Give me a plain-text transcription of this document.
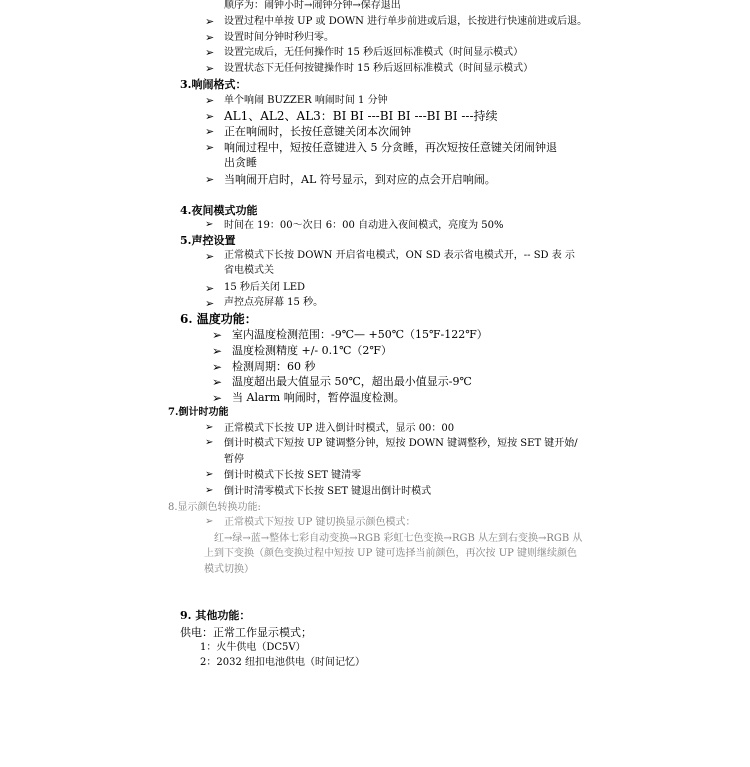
顺序为：闹钟小时→闹钟分钟→保存退出
➢ 设置过程中单按 UP 或 DOWN 进行单步前进或后退，长按进行快速前进或后退。
➢ 设置时间分钟时秒归零。
➢ 设置完成后，无任何操作时 15 秒后返回标准模式（时间显示模式）
➢ 设置状态下无任何按键操作时 15 秒后返回标准模式（时间显示模式）
3.响闹格式：
➢ 单个响闹 BUZZER 响闹时间 1 分钟
➢ AL1、AL2、AL3：BI BI ---BI BI ---BI BI ---持续
➢ 正在响闹时，长按任意键关闭本次闹钟
➢ 响闹过程中，短按任意键进入 5 分贪睡，再次短按任意键关闭闹钟退
出贪睡
➢ 当响闹开启时，AL 符号显示，到对应的点会开启响闹。
4.夜间模式功能
➢ 时间在 19：00～次日 6：00 自动进入夜间模式，亮度为 50%
5.声控设置
➢ 正常模式下长按 DOWN 开启省电模式，ON SD 表示省电模式开，-- SD 表 示
省电模式关
➢ 15 秒后关闭 LED
➢ 声控点亮屏幕 15 秒。
6. 温度功能：
➢ 室内温度检测范围：-9℃— +50℃（15℉-122℉）
➢ 温度检测精度 +/- 0.1℃（2℉）
➢ 检测周期：60 秒
➢ 温度超出最大值显示 50℃，超出最小值显示-9℃
➢ 当 Alarm 响闹时，暂停温度检测。
7.倒计时功能
➢ 正常模式下长按 UP 进入倒计时模式，显示 00：00
➢ 倒计时模式下短按 UP 键调整分钟，短按 DOWN 键调整秒，短按 SET 键开始/
暂停
➢ 倒计时模式下长按 SET 键清零
➢ 倒计时清零模式下长按 SET 键退出倒计时模式
8.显示颜色转换功能:
➢ 正常模式下短按 UP 键切换显示颜色模式：
红→绿→蓝→整体七彩自动变换→RGB 彩虹七色变换→RGB 从左到右变换→RGB 从
上到下变换（颜色变换过程中短按 UP 键可选择当前颜色，再次按 UP 键则继续颜色
模式切换）
9. 其他功能：
供电：正常工作显示模式；
1：火牛供电（DC5V）
2：2032 纽扣电池供电（时间记忆）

_Short problem_
Extract all lines from the material above that include the word "DOWN".

_Correct result_
➢ 设置过程中单按 UP 或 DOWN 进行单步前进或后退，长按进行快速前进或后退。
➢ 正常模式下长按 DOWN 开启省电模式，ON SD 表示省电模式开，-- SD 表 示
➢ 倒计时模式下短按 UP 键调整分钟，短按 DOWN 键调整秒，短按 SET 键开始/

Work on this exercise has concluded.